Dataset entries
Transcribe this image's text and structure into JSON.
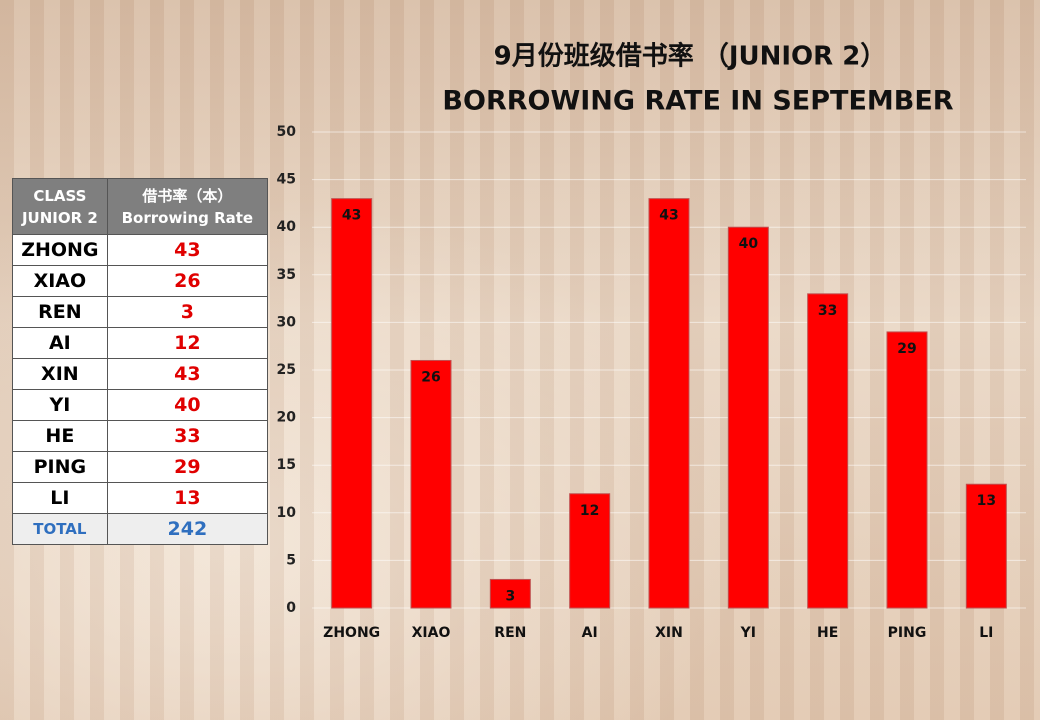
{
  "chart_data": {
    "type": "bar",
    "title": "9月份班级借书率 （JUNIOR 2）",
    "subtitle": "BORROWING RATE IN SEPTEMBER",
    "categories": [
      "ZHONG",
      "XIAO",
      "REN",
      "AI",
      "XIN",
      "YI",
      "HE",
      "PING",
      "LI"
    ],
    "values": [
      43,
      26,
      3,
      12,
      43,
      40,
      33,
      29,
      13
    ],
    "color": "#ff0000",
    "ylim": [
      0,
      50
    ],
    "yticks": [
      0,
      5,
      10,
      15,
      20,
      25,
      30,
      35,
      40,
      45,
      50
    ],
    "grid": true
  },
  "table": {
    "header": [
      [
        "CLASS",
        "JUNIOR 2"
      ],
      [
        "借书率（本）",
        "Borrowing Rate"
      ]
    ],
    "rows": [
      [
        "ZHONG",
        43
      ],
      [
        "XIAO",
        26
      ],
      [
        "REN",
        3
      ],
      [
        "AI",
        12
      ],
      [
        "XIN",
        43
      ],
      [
        "YI",
        40
      ],
      [
        "HE",
        33
      ],
      [
        "PING",
        29
      ],
      [
        "LI",
        13
      ]
    ],
    "total": [
      "TOTAL",
      242
    ]
  }
}
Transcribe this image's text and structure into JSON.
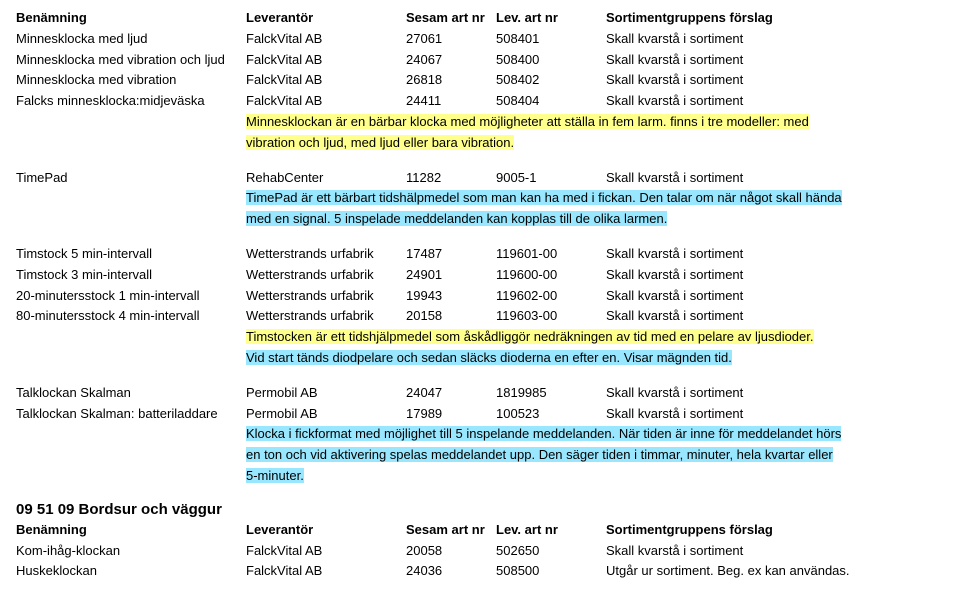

## What the task asks
Take the listing above and restate it word for word, without its pictures.

## Written response
Transcribe this image's text and structure into JSON.
{
  "chart_data": {
    "type": "bar",
    "title": "9月份班级借书率 （JUNIOR 2）",
    "subtitle": "BORROWING RATE IN SEPTEMBER",
    "categories": [
      "ZHONG",
      "XIAO",
      "REN",
      "AI",
      "XIN",
      "YI",
      "HE",
      "PING",
      "LI"
    ],
    "values": [
      43,
      26,
      3,
      12,
      43,
      40,
      33,
      29,
      13
    ],
    "color": "#ff0000",
    "ylim": [
      0,
      50
    ],
    "yticks": [
      0,
      5,
      10,
      15,
      20,
      25,
      30,
      35,
      40,
      45,
      50
    ],
    "grid": true
  },
  "table": {
    "header": [
      [
        "CLASS",
        "JUNIOR 2"
      ],
      [
        "借书率（本）",
        "Borrowing Rate"
      ]
    ],
    "rows": [
      [
        "ZHONG",
        43
      ],
      [
        "XIAO",
        26
      ],
      [
        "REN",
        3
      ],
      [
        "AI",
        12
      ],
      [
        "XIN",
        43
      ],
      [
        "YI",
        40
      ],
      [
        "HE",
        33
      ],
      [
        "PING",
        29
      ],
      [
        "LI",
        13
      ]
    ],
    "total": [
      "TOTAL",
      242
    ]
  }
}
Transcribe this image's text and structure into JSON.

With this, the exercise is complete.